* _Stated task_:
Write out every entry exactly as it stands.

--

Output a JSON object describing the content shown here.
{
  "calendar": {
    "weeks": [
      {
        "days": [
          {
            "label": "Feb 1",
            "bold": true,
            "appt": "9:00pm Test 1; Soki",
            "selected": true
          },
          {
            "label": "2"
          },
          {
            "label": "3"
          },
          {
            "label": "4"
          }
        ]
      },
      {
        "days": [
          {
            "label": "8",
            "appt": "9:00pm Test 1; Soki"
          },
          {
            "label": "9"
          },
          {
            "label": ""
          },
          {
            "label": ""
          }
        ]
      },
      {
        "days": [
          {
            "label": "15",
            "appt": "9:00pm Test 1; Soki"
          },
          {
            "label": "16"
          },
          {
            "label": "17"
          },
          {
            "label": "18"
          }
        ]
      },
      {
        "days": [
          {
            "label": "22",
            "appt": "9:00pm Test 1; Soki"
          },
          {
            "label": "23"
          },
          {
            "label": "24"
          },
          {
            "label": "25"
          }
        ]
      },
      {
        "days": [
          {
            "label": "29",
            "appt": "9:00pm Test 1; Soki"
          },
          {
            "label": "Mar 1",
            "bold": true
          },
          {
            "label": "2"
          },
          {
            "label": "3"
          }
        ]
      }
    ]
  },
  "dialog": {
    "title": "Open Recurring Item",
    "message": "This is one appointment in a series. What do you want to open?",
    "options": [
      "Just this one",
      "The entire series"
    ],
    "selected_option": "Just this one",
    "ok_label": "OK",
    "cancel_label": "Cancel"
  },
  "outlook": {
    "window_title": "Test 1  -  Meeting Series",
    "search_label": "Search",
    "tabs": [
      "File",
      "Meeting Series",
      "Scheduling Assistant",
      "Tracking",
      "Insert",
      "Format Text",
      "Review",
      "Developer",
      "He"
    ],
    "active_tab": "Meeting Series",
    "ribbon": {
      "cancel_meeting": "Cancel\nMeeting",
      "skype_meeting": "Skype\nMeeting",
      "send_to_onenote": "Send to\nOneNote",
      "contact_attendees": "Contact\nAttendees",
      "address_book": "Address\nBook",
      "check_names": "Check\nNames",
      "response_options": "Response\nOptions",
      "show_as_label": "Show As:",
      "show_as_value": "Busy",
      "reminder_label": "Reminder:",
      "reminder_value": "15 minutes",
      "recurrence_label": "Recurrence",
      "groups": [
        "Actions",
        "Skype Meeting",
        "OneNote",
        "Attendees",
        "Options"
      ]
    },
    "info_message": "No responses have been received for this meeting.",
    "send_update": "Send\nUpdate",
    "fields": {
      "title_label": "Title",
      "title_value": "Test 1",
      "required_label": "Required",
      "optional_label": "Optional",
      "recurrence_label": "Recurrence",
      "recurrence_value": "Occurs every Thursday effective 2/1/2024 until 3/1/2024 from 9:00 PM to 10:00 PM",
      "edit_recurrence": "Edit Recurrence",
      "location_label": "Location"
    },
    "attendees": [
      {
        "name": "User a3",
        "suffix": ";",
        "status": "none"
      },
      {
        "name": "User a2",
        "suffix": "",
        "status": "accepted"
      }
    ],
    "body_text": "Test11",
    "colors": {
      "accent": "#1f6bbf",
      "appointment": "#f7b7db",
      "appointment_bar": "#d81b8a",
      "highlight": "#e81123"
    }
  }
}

--

* _Solution to this exercise_:
Output a JSON object describing the content shown here.
{
  "calendar": {
    "weeks": [
      {
        "days": [
          {
            "label": "Feb 1",
            "bold": true,
            "appt": "9:00pm Test 1; Soki",
            "selected": true
          },
          {
            "label": "2"
          },
          {
            "label": "3"
          },
          {
            "label": "4"
          }
        ]
      },
      {
        "days": [
          {
            "label": "8",
            "appt": "9:00pm Test 1; Soki"
          },
          {
            "label": "9"
          },
          {
            "label": ""
          },
          {
            "label": ""
          }
        ]
      },
      {
        "days": [
          {
            "label": "15",
            "appt": "9:00pm Test 1; Soki"
          },
          {
            "label": "16"
          },
          {
            "label": "17"
          },
          {
            "label": "18"
          }
        ]
      },
      {
        "days": [
          {
            "label": "22",
            "appt": "9:00pm Test 1; Soki"
          },
          {
            "label": "23"
          },
          {
            "label": "24"
          },
          {
            "label": "25"
          }
        ]
      },
      {
        "days": [
          {
            "label": "29",
            "appt": "9:00pm Test 1; Soki"
          },
          {
            "label": "Mar 1",
            "bold": true
          },
          {
            "label": "2"
          },
          {
            "label": "3"
          }
        ]
      }
    ]
  },
  "dialog": {
    "title": "Open Recurring Item",
    "message": "This is one appointment in a series. What do you want to open?",
    "options": [
      "Just this one",
      "The entire series"
    ],
    "selected_option": "Just this one",
    "ok_label": "OK",
    "cancel_label": "Cancel"
  },
  "outlook": {
    "window_title": "Test 1  -  Meeting Series",
    "search_label": "Search",
    "tabs": [
      "File",
      "Meeting Series",
      "Scheduling Assistant",
      "Tracking",
      "Insert",
      "Format Text",
      "Review",
      "Developer",
      "He"
    ],
    "active_tab": "Meeting Series",
    "ribbon": {
      "cancel_meeting": "Cancel\nMeeting",
      "skype_meeting": "Skype\nMeeting",
      "send_to_onenote": "Send to\nOneNote",
      "contact_attendees": "Contact\nAttendees",
      "address_book": "Address\nBook",
      "check_names": "Check\nNames",
      "response_options": "Response\nOptions",
      "show_as_label": "Show As:",
      "show_as_value": "Busy",
      "reminder_label": "Reminder:",
      "reminder_value": "15 minutes",
      "recurrence_label": "Recurrence",
      "groups": [
        "Actions",
        "Skype Meeting",
        "OneNote",
        "Attendees",
        "Options"
      ]
    },
    "info_message": "No responses have been received for this meeting.",
    "send_update": "Send\nUpdate",
    "fields": {
      "title_label": "Title",
      "title_value": "Test 1",
      "required_label": "Required",
      "optional_label": "Optional",
      "recurrence_label": "Recurrence",
      "recurrence_value": "Occurs every Thursday effective 2/1/2024 until 3/1/2024 from 9:00 PM to 10:00 PM",
      "edit_recurrence": "Edit Recurrence",
      "location_label": "Location"
    },
    "attendees": [
      {
        "name": "User a3",
        "suffix": ";",
        "status": "none"
      },
      {
        "name": "User a2",
        "suffix": "",
        "status": "accepted"
      }
    ],
    "body_text": "Test11",
    "colors": {
      "accent": "#1f6bbf",
      "appointment": "#f7b7db",
      "appointment_bar": "#d81b8a",
      "highlight": "#e81123"
    }
  }
}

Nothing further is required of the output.